● **The request**: Every entry must be repeated exactly. Exclude all pictures.

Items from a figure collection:
·····

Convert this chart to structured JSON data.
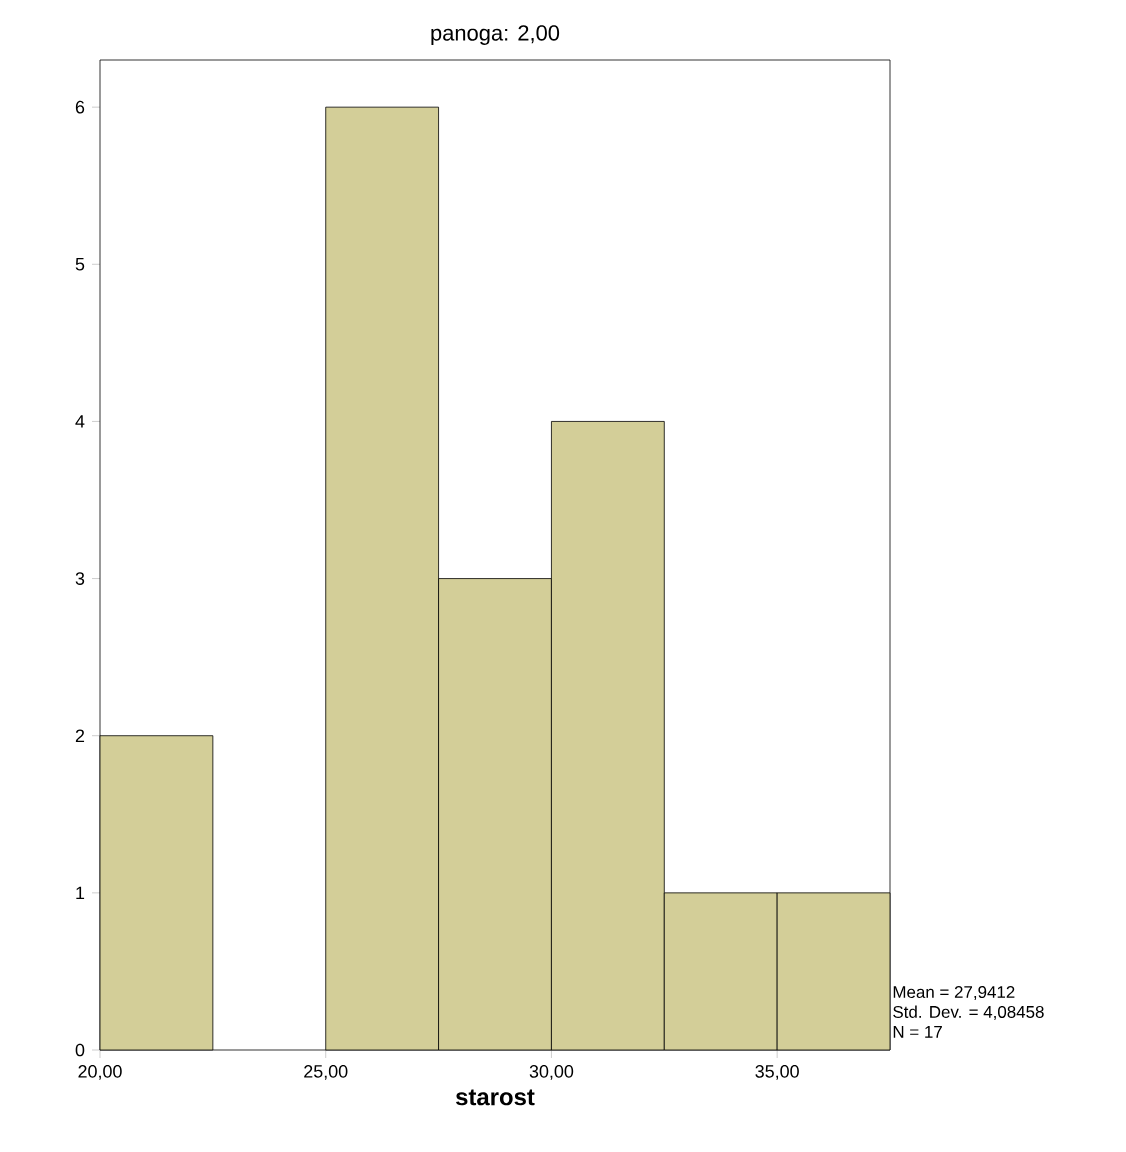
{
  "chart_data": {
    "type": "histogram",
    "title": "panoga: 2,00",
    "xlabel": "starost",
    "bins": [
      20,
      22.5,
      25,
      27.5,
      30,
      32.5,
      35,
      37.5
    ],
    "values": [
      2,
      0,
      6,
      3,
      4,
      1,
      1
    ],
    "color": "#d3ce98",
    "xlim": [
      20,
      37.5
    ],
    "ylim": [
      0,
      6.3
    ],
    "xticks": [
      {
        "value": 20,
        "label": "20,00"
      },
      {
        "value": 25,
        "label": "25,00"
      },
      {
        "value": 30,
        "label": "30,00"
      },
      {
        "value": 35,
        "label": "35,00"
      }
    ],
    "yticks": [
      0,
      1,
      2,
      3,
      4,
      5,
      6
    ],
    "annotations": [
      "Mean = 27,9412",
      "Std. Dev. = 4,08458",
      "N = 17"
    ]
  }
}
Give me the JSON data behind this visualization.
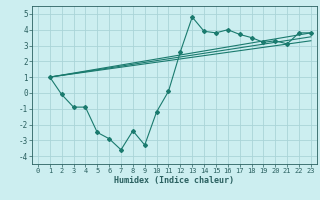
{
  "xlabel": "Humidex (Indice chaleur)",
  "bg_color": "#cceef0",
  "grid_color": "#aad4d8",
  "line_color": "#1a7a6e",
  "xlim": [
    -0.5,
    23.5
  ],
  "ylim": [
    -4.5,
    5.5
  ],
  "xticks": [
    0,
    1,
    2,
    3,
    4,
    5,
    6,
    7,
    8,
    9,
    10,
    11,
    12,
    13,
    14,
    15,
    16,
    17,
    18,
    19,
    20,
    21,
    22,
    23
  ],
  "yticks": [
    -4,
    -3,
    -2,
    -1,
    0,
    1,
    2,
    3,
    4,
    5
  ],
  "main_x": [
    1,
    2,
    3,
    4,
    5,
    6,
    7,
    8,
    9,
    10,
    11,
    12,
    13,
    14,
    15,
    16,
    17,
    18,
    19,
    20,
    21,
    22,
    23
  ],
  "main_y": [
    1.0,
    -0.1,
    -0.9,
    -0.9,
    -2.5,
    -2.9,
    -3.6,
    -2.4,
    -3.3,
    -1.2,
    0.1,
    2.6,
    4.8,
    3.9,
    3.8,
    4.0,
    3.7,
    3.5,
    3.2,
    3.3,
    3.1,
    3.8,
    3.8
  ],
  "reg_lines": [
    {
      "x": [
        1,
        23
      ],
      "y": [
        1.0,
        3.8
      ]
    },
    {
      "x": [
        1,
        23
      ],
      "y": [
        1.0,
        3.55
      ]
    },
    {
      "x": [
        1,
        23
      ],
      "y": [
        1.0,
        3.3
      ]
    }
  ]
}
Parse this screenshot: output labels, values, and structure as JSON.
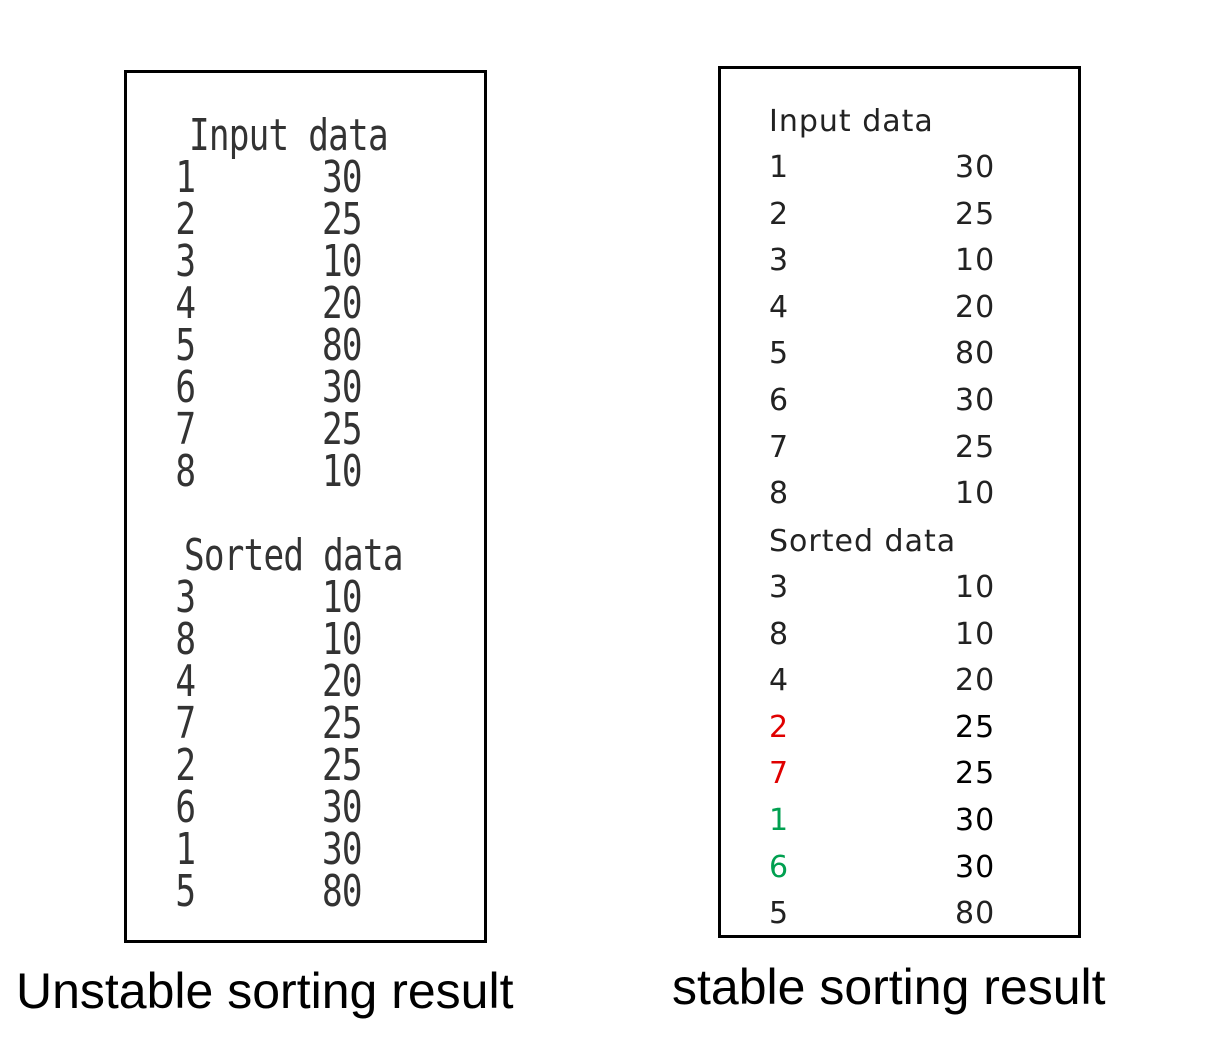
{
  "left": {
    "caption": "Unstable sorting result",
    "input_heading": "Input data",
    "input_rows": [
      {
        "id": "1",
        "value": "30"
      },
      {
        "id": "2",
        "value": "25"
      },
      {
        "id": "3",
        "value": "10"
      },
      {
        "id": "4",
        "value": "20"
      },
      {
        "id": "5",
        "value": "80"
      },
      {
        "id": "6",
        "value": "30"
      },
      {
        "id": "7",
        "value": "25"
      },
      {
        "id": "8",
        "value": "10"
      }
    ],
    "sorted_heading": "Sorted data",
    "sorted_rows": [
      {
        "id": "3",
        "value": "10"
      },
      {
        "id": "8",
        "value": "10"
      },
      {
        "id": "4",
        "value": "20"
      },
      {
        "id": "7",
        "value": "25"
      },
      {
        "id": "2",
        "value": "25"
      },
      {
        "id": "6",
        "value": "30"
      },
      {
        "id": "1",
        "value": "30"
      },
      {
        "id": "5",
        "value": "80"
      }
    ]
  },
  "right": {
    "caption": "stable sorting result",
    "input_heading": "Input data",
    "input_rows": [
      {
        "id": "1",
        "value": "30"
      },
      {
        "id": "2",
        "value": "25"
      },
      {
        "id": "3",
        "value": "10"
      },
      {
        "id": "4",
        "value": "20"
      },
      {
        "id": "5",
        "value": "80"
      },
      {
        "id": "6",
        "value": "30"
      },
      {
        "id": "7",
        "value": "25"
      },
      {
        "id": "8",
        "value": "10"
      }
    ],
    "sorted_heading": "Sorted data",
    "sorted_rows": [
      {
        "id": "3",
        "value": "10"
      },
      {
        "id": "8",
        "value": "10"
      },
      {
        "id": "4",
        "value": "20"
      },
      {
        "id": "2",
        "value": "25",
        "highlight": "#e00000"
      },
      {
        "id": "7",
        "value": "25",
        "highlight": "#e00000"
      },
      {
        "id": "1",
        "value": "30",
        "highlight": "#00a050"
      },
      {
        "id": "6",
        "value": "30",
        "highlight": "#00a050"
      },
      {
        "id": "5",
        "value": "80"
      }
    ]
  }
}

·····

● **Task result**:
Convert this chart to structured JSON data.
{
  "chart_data": {
    "type": "histogram",
    "title": "panoga: 2,00",
    "xlabel": "starost",
    "bins": [
      20,
      22.5,
      25,
      27.5,
      30,
      32.5,
      35,
      37.5
    ],
    "values": [
      2,
      0,
      6,
      3,
      4,
      1,
      1
    ],
    "color": "#d3ce98",
    "xlim": [
      20,
      37.5
    ],
    "ylim": [
      0,
      6.3
    ],
    "xticks": [
      {
        "value": 20,
        "label": "20,00"
      },
      {
        "value": 25,
        "label": "25,00"
      },
      {
        "value": 30,
        "label": "30,00"
      },
      {
        "value": 35,
        "label": "35,00"
      }
    ],
    "yticks": [
      0,
      1,
      2,
      3,
      4,
      5,
      6
    ],
    "annotations": [
      "Mean = 27,9412",
      "Std. Dev. = 4,08458",
      "N = 17"
    ]
  }
}
Give me the JSON data behind this visualization.
{
  "xlabel": "Humidex (Indice chaleur)",
  "bg_color": "#cceef0",
  "grid_color": "#aad4d8",
  "line_color": "#1a7a6e",
  "xlim": [
    -0.5,
    23.5
  ],
  "ylim": [
    -4.5,
    5.5
  ],
  "xticks": [
    0,
    1,
    2,
    3,
    4,
    5,
    6,
    7,
    8,
    9,
    10,
    11,
    12,
    13,
    14,
    15,
    16,
    17,
    18,
    19,
    20,
    21,
    22,
    23
  ],
  "yticks": [
    -4,
    -3,
    -2,
    -1,
    0,
    1,
    2,
    3,
    4,
    5
  ],
  "main_x": [
    1,
    2,
    3,
    4,
    5,
    6,
    7,
    8,
    9,
    10,
    11,
    12,
    13,
    14,
    15,
    16,
    17,
    18,
    19,
    20,
    21,
    22,
    23
  ],
  "main_y": [
    1.0,
    -0.1,
    -0.9,
    -0.9,
    -2.5,
    -2.9,
    -3.6,
    -2.4,
    -3.3,
    -1.2,
    0.1,
    2.6,
    4.8,
    3.9,
    3.8,
    4.0,
    3.7,
    3.5,
    3.2,
    3.3,
    3.1,
    3.8,
    3.8
  ],
  "reg_lines": [
    {
      "x": [
        1,
        23
      ],
      "y": [
        1.0,
        3.8
      ]
    },
    {
      "x": [
        1,
        23
      ],
      "y": [
        1.0,
        3.55
      ]
    },
    {
      "x": [
        1,
        23
      ],
      "y": [
        1.0,
        3.3
      ]
    }
  ]
}
Parse this screenshot: output labels, values, and structure as JSON.
{
  "left": {
    "caption": "Unstable sorting result",
    "input_heading": "Input data",
    "input_rows": [
      {
        "id": "1",
        "value": "30"
      },
      {
        "id": "2",
        "value": "25"
      },
      {
        "id": "3",
        "value": "10"
      },
      {
        "id": "4",
        "value": "20"
      },
      {
        "id": "5",
        "value": "80"
      },
      {
        "id": "6",
        "value": "30"
      },
      {
        "id": "7",
        "value": "25"
      },
      {
        "id": "8",
        "value": "10"
      }
    ],
    "sorted_heading": "Sorted data",
    "sorted_rows": [
      {
        "id": "3",
        "value": "10"
      },
      {
        "id": "8",
        "value": "10"
      },
      {
        "id": "4",
        "value": "20"
      },
      {
        "id": "7",
        "value": "25"
      },
      {
        "id": "2",
        "value": "25"
      },
      {
        "id": "6",
        "value": "30"
      },
      {
        "id": "1",
        "value": "30"
      },
      {
        "id": "5",
        "value": "80"
      }
    ]
  },
  "right": {
    "caption": "stable sorting result",
    "input_heading": "Input data",
    "input_rows": [
      {
        "id": "1",
        "value": "30"
      },
      {
        "id": "2",
        "value": "25"
      },
      {
        "id": "3",
        "value": "10"
      },
      {
        "id": "4",
        "value": "20"
      },
      {
        "id": "5",
        "value": "80"
      },
      {
        "id": "6",
        "value": "30"
      },
      {
        "id": "7",
        "value": "25"
      },
      {
        "id": "8",
        "value": "10"
      }
    ],
    "sorted_heading": "Sorted data",
    "sorted_rows": [
      {
        "id": "3",
        "value": "10"
      },
      {
        "id": "8",
        "value": "10"
      },
      {
        "id": "4",
        "value": "20"
      },
      {
        "id": "2",
        "value": "25",
        "highlight": "#e00000"
      },
      {
        "id": "7",
        "value": "25",
        "highlight": "#e00000"
      },
      {
        "id": "1",
        "value": "30",
        "highlight": "#00a050"
      },
      {
        "id": "6",
        "value": "30",
        "highlight": "#00a050"
      },
      {
        "id": "5",
        "value": "80"
      }
    ]
  }
}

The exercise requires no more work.